[Stated exercise]:
Return all of the entries word for word, but omit the pictures they contain.

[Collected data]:
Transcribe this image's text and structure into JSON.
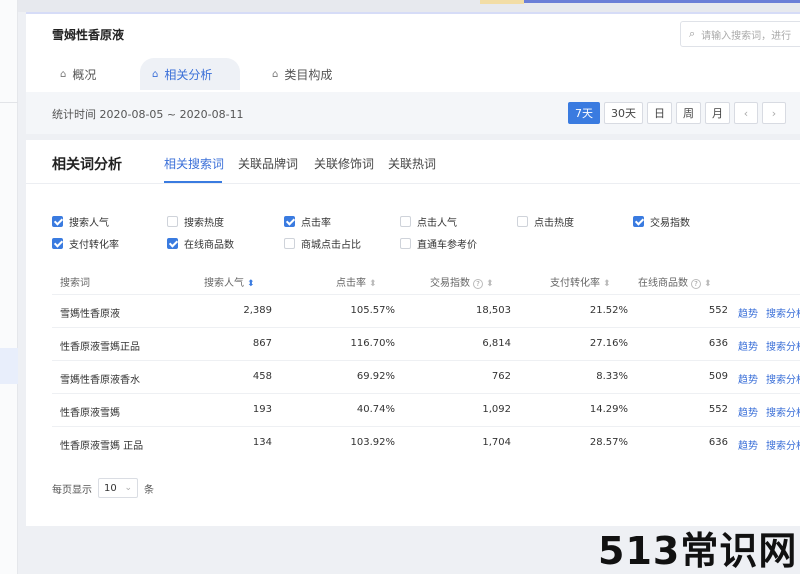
{
  "product": {
    "title": "雪姆性香原液"
  },
  "search": {
    "placeholder": "请输入搜索词，进行"
  },
  "tabs": [
    {
      "label": "概况",
      "icon": "bag-icon"
    },
    {
      "label": "相关分析",
      "icon": "bag-icon"
    },
    {
      "label": "类目构成",
      "icon": "bag-icon"
    }
  ],
  "stats": {
    "range_text": "统计时间 2020-08-05 ~ 2020-08-11",
    "periods": [
      "7天",
      "30天",
      "日",
      "周",
      "月"
    ],
    "active_period": "7天",
    "prev": "‹",
    "next": "›"
  },
  "section": {
    "title": "相关词分析",
    "subtabs": [
      "相关搜索词",
      "关联品牌词",
      "关联修饰词",
      "关联热词"
    ]
  },
  "checkboxes": [
    {
      "label": "搜索人气",
      "checked": true
    },
    {
      "label": "搜索热度",
      "checked": false
    },
    {
      "label": "点击率",
      "checked": true
    },
    {
      "label": "点击人气",
      "checked": false
    },
    {
      "label": "点击热度",
      "checked": false
    },
    {
      "label": "交易指数",
      "checked": true
    },
    {
      "label": "支付转化率",
      "checked": true
    },
    {
      "label": "在线商品数",
      "checked": true
    },
    {
      "label": "商城点击占比",
      "checked": false
    },
    {
      "label": "直通车参考价",
      "checked": false
    }
  ],
  "table": {
    "headers": [
      "搜索词",
      "搜索人气",
      "点击率",
      "交易指数",
      "支付转化率",
      "在线商品数"
    ],
    "rows": [
      {
        "term": "雪媽性香原液",
        "pop": "2,389",
        "ctr": "105.57%",
        "trade": "18,503",
        "conv": "21.52%",
        "items": "552",
        "a1": "趋势",
        "a2": "搜索分析"
      },
      {
        "term": "性香原液雪媽正品",
        "pop": "867",
        "ctr": "116.70%",
        "trade": "6,814",
        "conv": "27.16%",
        "items": "636",
        "a1": "趋势",
        "a2": "搜索分析"
      },
      {
        "term": "雪媽性香原液香水",
        "pop": "458",
        "ctr": "69.92%",
        "trade": "762",
        "conv": "8.33%",
        "items": "509",
        "a1": "趋势",
        "a2": "搜索分析"
      },
      {
        "term": "性香原液雪媽",
        "pop": "193",
        "ctr": "40.74%",
        "trade": "1,092",
        "conv": "14.29%",
        "items": "552",
        "a1": "趋势",
        "a2": "搜索分析"
      },
      {
        "term": "性香原液雪媽 正品",
        "pop": "134",
        "ctr": "103.92%",
        "trade": "1,704",
        "conv": "28.57%",
        "items": "636",
        "a1": "趋势",
        "a2": "搜索分析"
      }
    ]
  },
  "pager": {
    "prefix": "每页显示",
    "value": "10",
    "suffix": "条"
  },
  "watermark": "513常识网",
  "colors": {
    "accent": "#3a7be0",
    "link": "#3a6fd8"
  }
}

[Task solution]:
Transcribe this image's text and structure into JSON.
{
  "product": {
    "title": "雪姆性香原液"
  },
  "search": {
    "placeholder": "请输入搜索词，进行"
  },
  "tabs": [
    {
      "label": "概况",
      "icon": "bag-icon"
    },
    {
      "label": "相关分析",
      "icon": "bag-icon"
    },
    {
      "label": "类目构成",
      "icon": "bag-icon"
    }
  ],
  "stats": {
    "range_text": "统计时间 2020-08-05 ~ 2020-08-11",
    "periods": [
      "7天",
      "30天",
      "日",
      "周",
      "月"
    ],
    "active_period": "7天",
    "prev": "‹",
    "next": "›"
  },
  "section": {
    "title": "相关词分析",
    "subtabs": [
      "相关搜索词",
      "关联品牌词",
      "关联修饰词",
      "关联热词"
    ]
  },
  "checkboxes": [
    {
      "label": "搜索人气",
      "checked": true
    },
    {
      "label": "搜索热度",
      "checked": false
    },
    {
      "label": "点击率",
      "checked": true
    },
    {
      "label": "点击人气",
      "checked": false
    },
    {
      "label": "点击热度",
      "checked": false
    },
    {
      "label": "交易指数",
      "checked": true
    },
    {
      "label": "支付转化率",
      "checked": true
    },
    {
      "label": "在线商品数",
      "checked": true
    },
    {
      "label": "商城点击占比",
      "checked": false
    },
    {
      "label": "直通车参考价",
      "checked": false
    }
  ],
  "table": {
    "headers": [
      "搜索词",
      "搜索人气",
      "点击率",
      "交易指数",
      "支付转化率",
      "在线商品数"
    ],
    "rows": [
      {
        "term": "雪媽性香原液",
        "pop": "2,389",
        "ctr": "105.57%",
        "trade": "18,503",
        "conv": "21.52%",
        "items": "552",
        "a1": "趋势",
        "a2": "搜索分析"
      },
      {
        "term": "性香原液雪媽正品",
        "pop": "867",
        "ctr": "116.70%",
        "trade": "6,814",
        "conv": "27.16%",
        "items": "636",
        "a1": "趋势",
        "a2": "搜索分析"
      },
      {
        "term": "雪媽性香原液香水",
        "pop": "458",
        "ctr": "69.92%",
        "trade": "762",
        "conv": "8.33%",
        "items": "509",
        "a1": "趋势",
        "a2": "搜索分析"
      },
      {
        "term": "性香原液雪媽",
        "pop": "193",
        "ctr": "40.74%",
        "trade": "1,092",
        "conv": "14.29%",
        "items": "552",
        "a1": "趋势",
        "a2": "搜索分析"
      },
      {
        "term": "性香原液雪媽 正品",
        "pop": "134",
        "ctr": "103.92%",
        "trade": "1,704",
        "conv": "28.57%",
        "items": "636",
        "a1": "趋势",
        "a2": "搜索分析"
      }
    ]
  },
  "pager": {
    "prefix": "每页显示",
    "value": "10",
    "suffix": "条"
  },
  "watermark": "513常识网",
  "colors": {
    "accent": "#3a7be0",
    "link": "#3a6fd8"
  }
}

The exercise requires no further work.